-- TASK GOAL --
Which lines below hold the word "from"? Report each one.

-- INFORMATION PROVIDED --
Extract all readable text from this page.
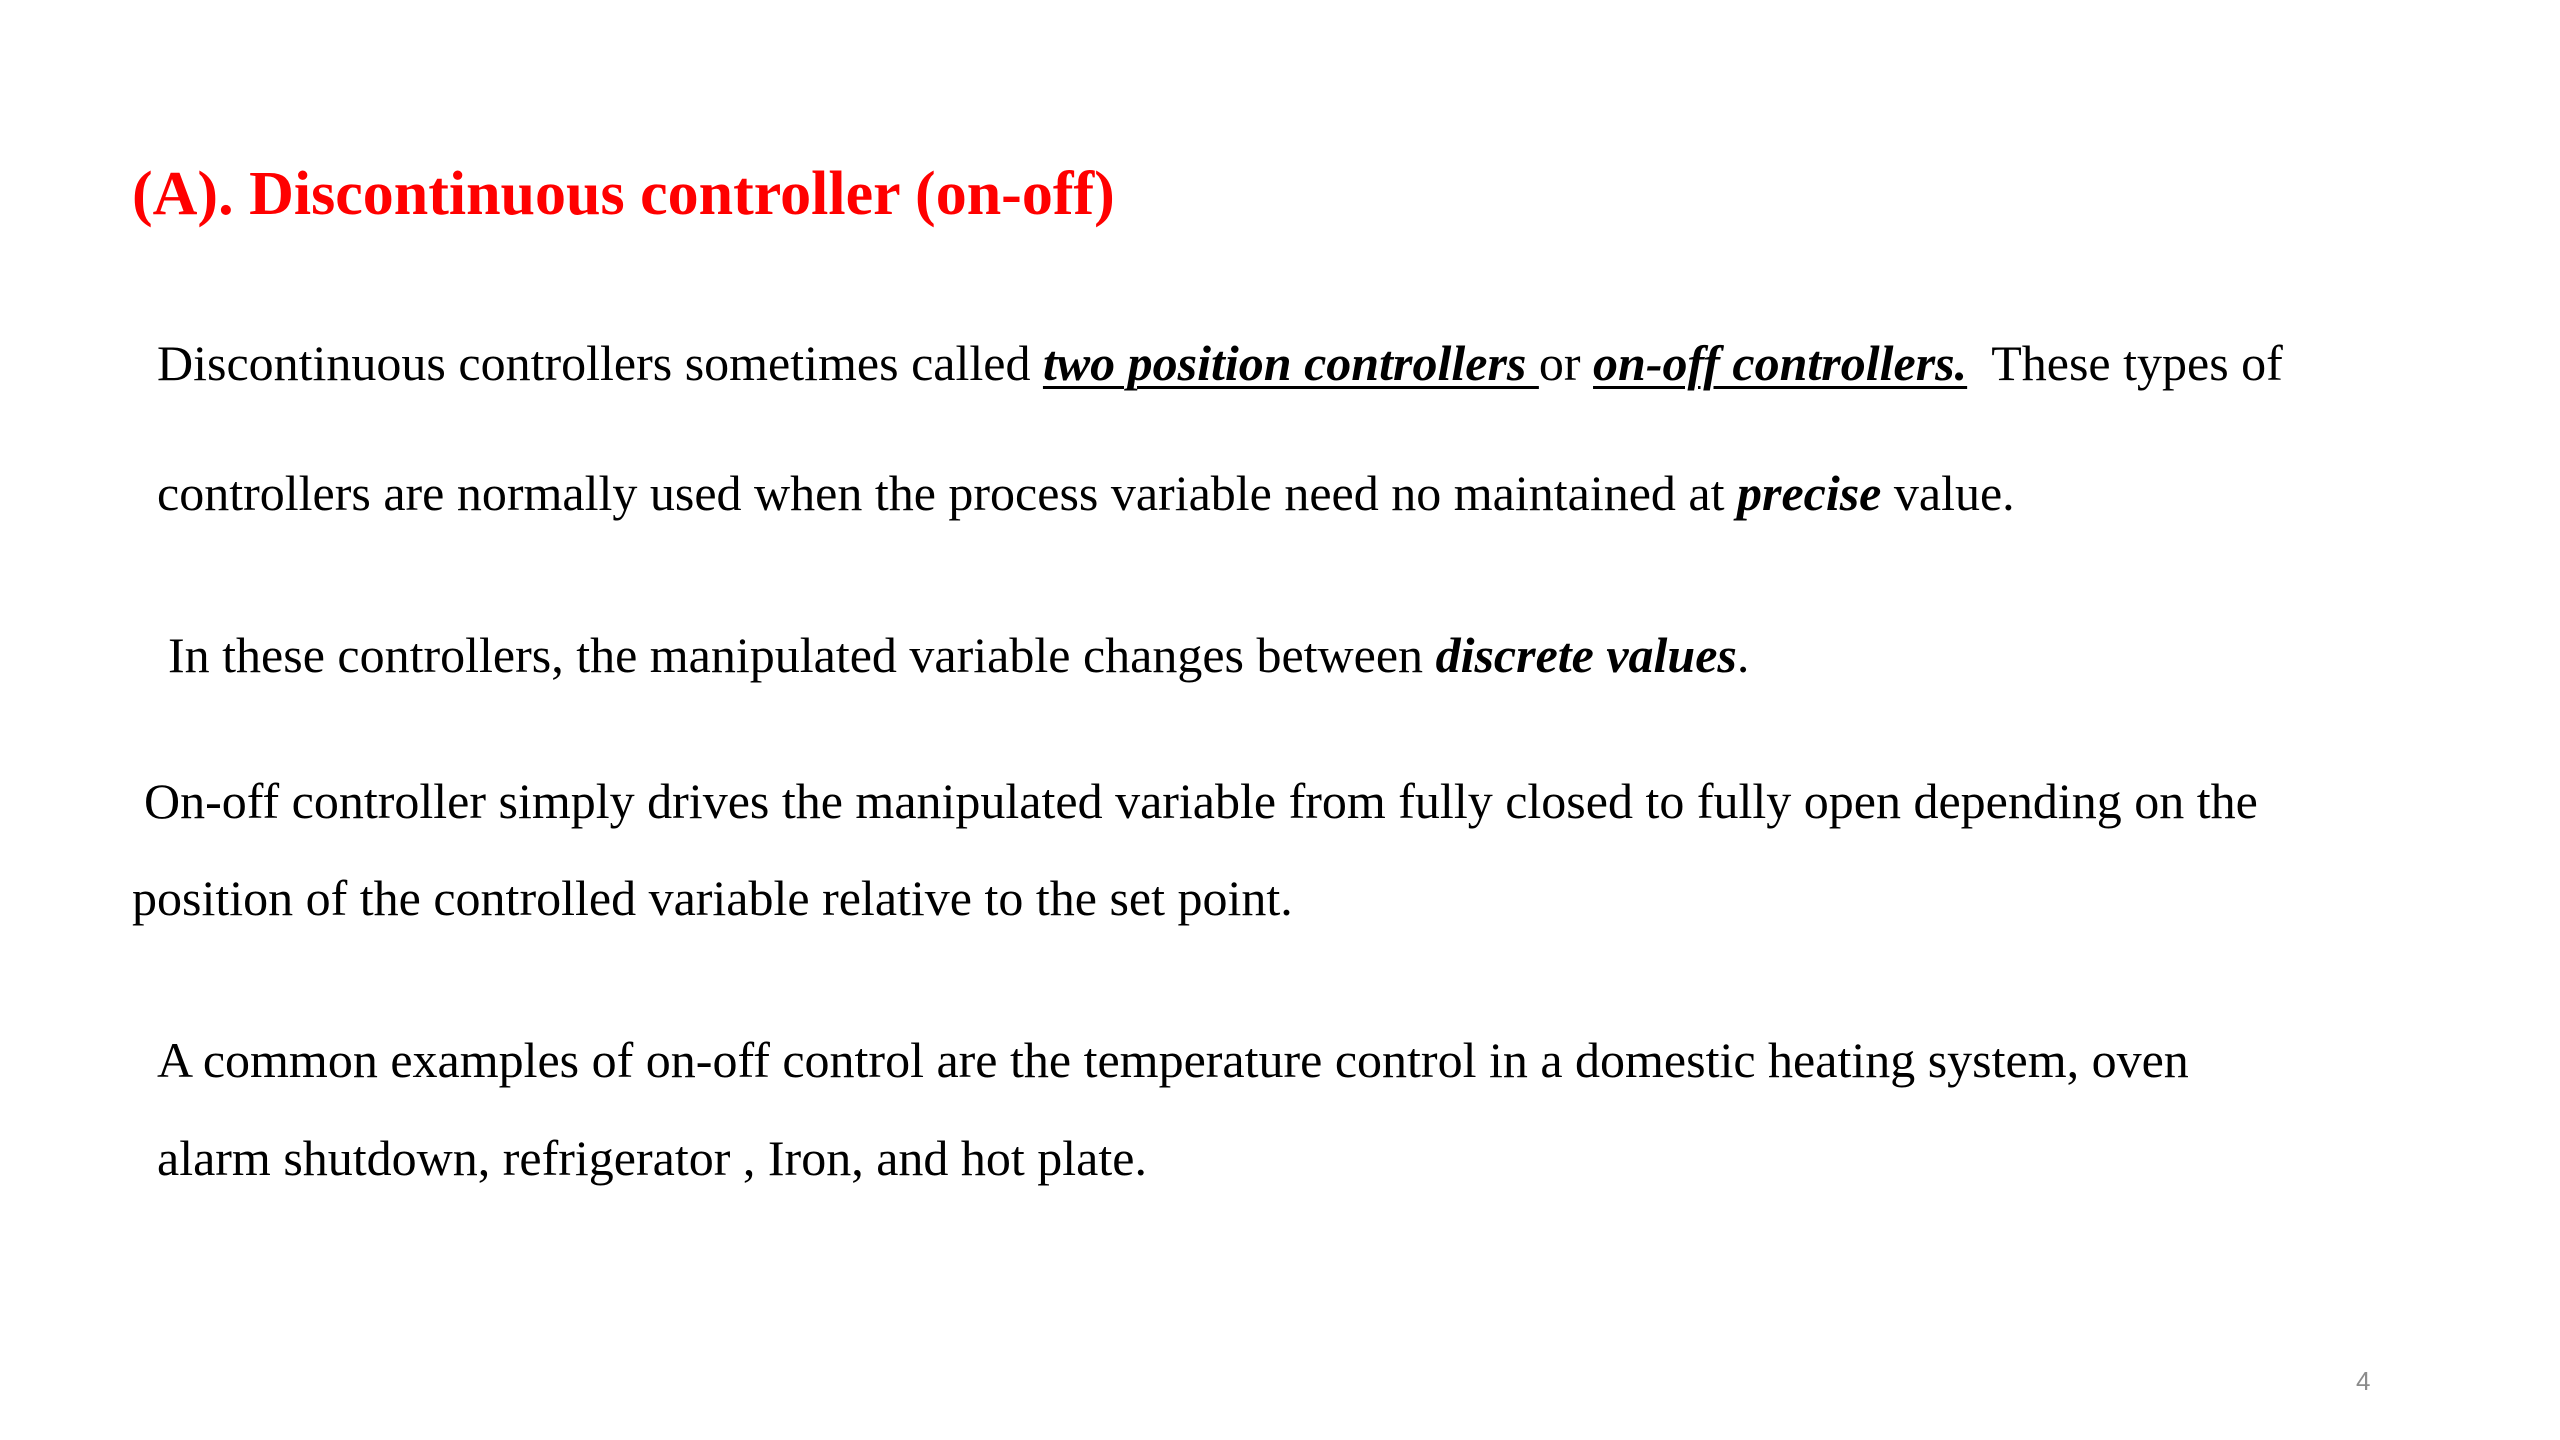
(A). Discontinuous controller (on-off)
Discontinuous controllers sometimes called two position controllers or on-off controllers.  These types of
controllers are normally used when the process variable need no maintained at precise value.
In these controllers, the manipulated variable changes between discrete values.
On-off controller simply drives the manipulated variable from fully closed to fully open depending on the
position of the controlled variable relative to the set point.
A common examples of on-off control are the temperature control in a domestic heating system, oven
alarm shutdown, refrigerator , Iron, and hot plate.
4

-- FULL OUTPUT --
Extract all readable text from this page.
On-off controller simply drives the manipulated variable from fully closed to fully open depending on the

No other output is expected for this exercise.